# [Aim of the exercise]
Omit every picture and return the rest of the data unaltered.

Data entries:
########################################

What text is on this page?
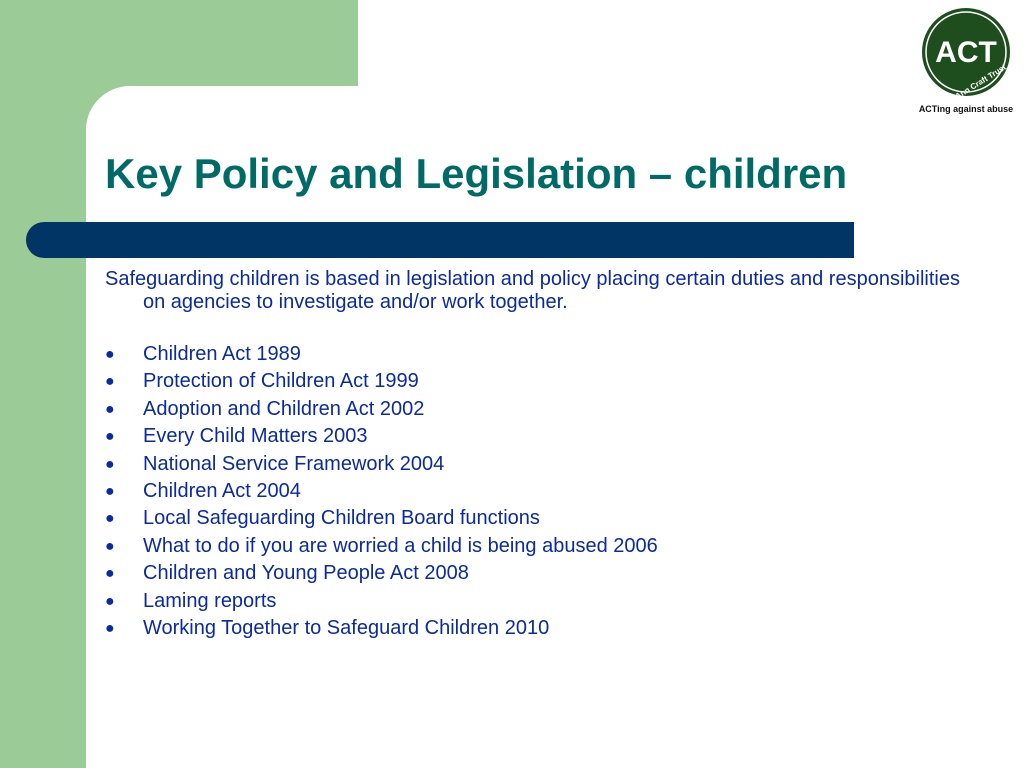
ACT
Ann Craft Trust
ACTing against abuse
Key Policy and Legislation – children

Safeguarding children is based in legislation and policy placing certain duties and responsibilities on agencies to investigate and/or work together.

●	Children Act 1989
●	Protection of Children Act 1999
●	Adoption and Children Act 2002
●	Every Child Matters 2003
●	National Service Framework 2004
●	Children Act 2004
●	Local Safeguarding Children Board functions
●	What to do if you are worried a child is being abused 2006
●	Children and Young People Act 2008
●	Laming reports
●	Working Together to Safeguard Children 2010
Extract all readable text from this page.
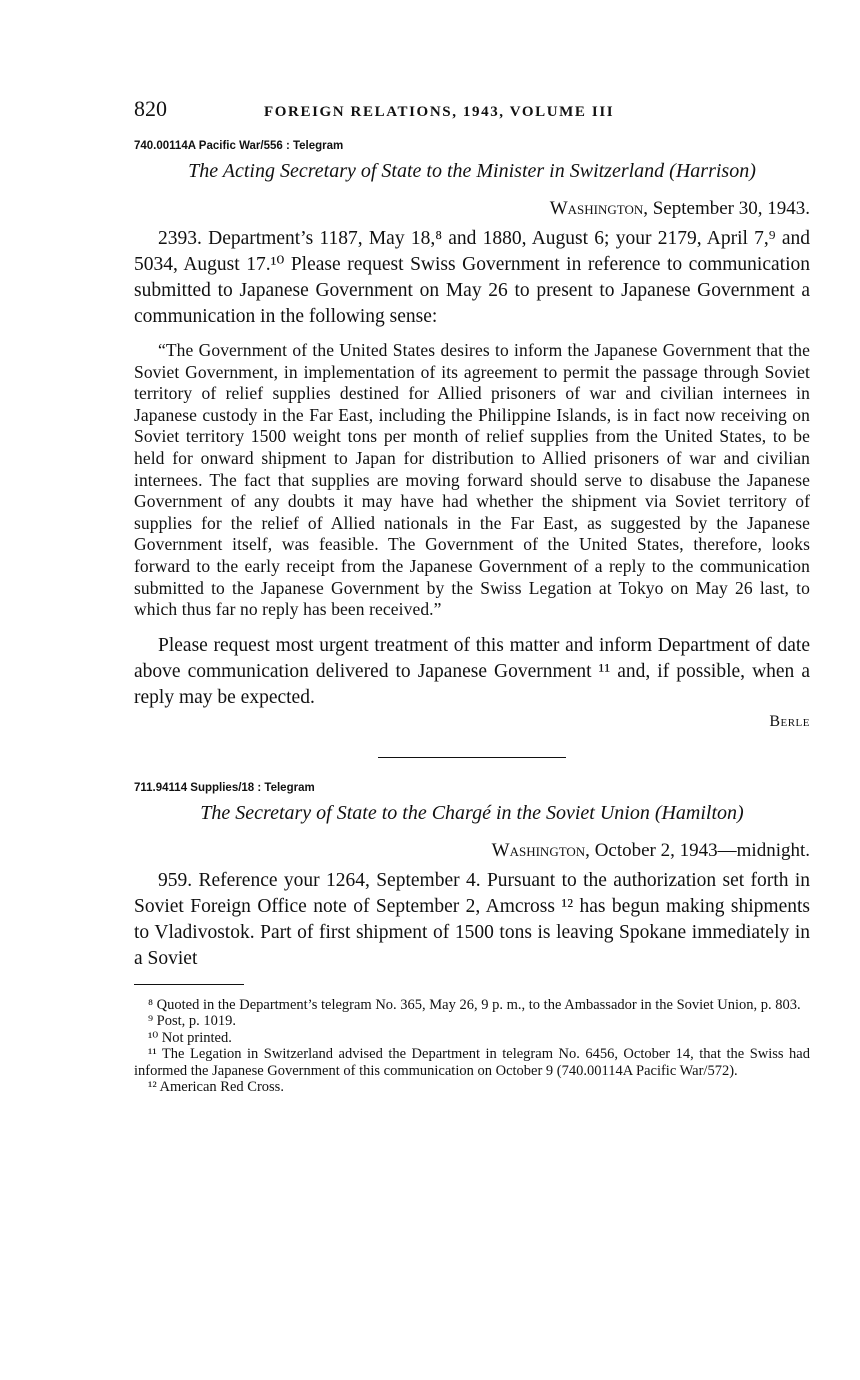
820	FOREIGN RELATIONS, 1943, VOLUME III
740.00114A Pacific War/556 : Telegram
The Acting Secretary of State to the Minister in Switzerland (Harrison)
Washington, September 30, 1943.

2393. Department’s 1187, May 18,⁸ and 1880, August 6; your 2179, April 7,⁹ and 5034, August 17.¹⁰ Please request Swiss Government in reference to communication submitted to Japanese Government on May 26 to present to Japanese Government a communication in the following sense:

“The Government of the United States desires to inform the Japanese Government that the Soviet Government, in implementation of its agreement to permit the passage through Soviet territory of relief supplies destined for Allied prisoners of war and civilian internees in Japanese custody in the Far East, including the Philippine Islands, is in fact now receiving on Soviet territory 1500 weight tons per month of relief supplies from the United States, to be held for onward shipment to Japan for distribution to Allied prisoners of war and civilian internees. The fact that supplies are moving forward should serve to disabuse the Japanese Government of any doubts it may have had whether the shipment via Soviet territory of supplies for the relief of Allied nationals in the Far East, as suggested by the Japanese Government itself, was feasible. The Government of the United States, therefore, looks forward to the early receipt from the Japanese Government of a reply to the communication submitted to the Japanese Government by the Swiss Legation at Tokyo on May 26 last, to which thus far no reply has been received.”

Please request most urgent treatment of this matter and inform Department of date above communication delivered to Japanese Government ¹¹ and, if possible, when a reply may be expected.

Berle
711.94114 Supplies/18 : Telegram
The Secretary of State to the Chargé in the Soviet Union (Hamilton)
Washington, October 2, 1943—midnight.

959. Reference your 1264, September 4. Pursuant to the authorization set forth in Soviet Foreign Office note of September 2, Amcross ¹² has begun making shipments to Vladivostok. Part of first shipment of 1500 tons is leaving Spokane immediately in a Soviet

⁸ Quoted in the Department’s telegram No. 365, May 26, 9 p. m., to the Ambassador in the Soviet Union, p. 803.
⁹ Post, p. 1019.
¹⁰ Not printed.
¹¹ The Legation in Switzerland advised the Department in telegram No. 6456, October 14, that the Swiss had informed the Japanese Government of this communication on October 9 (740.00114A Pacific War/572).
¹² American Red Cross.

########################################

# [Solution to the exercise]
What text is on this page?
ACT
Ann Craft Trust
ACTing against abuse
Key Policy and Legislation – children

Safeguarding children is based in legislation and policy placing certain duties and responsibilities on agencies to investigate and/or work together.

●	Children Act 1989
●	Protection of Children Act 1999
●	Adoption and Children Act 2002
●	Every Child Matters 2003
●	National Service Framework 2004
●	Children Act 2004
●	Local Safeguarding Children Board functions
●	What to do if you are worried a child is being abused 2006
●	Children and Young People Act 2008
●	Laming reports
●	Working Together to Safeguard Children 2010
Extract all readable text from this page.
820	FOREIGN RELATIONS, 1943, VOLUME III
740.00114A Pacific War/556 : Telegram
The Acting Secretary of State to the Minister in Switzerland (Harrison)
Washington, September 30, 1943.

2393. Department’s 1187, May 18,⁸ and 1880, August 6; your 2179, April 7,⁹ and 5034, August 17.¹⁰ Please request Swiss Government in reference to communication submitted to Japanese Government on May 26 to present to Japanese Government a communication in the following sense:

“The Government of the United States desires to inform the Japanese Government that the Soviet Government, in implementation of its agreement to permit the passage through Soviet territory of relief supplies destined for Allied prisoners of war and civilian internees in Japanese custody in the Far East, including the Philippine Islands, is in fact now receiving on Soviet territory 1500 weight tons per month of relief supplies from the United States, to be held for onward shipment to Japan for distribution to Allied prisoners of war and civilian internees. The fact that supplies are moving forward should serve to disabuse the Japanese Government of any doubts it may have had whether the shipment via Soviet territory of supplies for the relief of Allied nationals in the Far East, as suggested by the Japanese Government itself, was feasible. The Government of the United States, therefore, looks forward to the early receipt from the Japanese Government of a reply to the communication submitted to the Japanese Government by the Swiss Legation at Tokyo on May 26 last, to which thus far no reply has been received.”

Please request most urgent treatment of this matter and inform Department of date above communication delivered to Japanese Government ¹¹ and, if possible, when a reply may be expected.

Berle
711.94114 Supplies/18 : Telegram
The Secretary of State to the Chargé in the Soviet Union (Hamilton)
Washington, October 2, 1943—midnight.

959. Reference your 1264, September 4. Pursuant to the authorization set forth in Soviet Foreign Office note of September 2, Amcross ¹² has begun making shipments to Vladivostok. Part of first shipment of 1500 tons is leaving Spokane immediately in a Soviet

⁸ Quoted in the Department’s telegram No. 365, May 26, 9 p. m., to the Ambassador in the Soviet Union, p. 803.
⁹ Post, p. 1019.
¹⁰ Not printed.
¹¹ The Legation in Switzerland advised the Department in telegram No. 6456, October 14, that the Swiss had informed the Japanese Government of this communication on October 9 (740.00114A Pacific War/572).
¹² American Red Cross.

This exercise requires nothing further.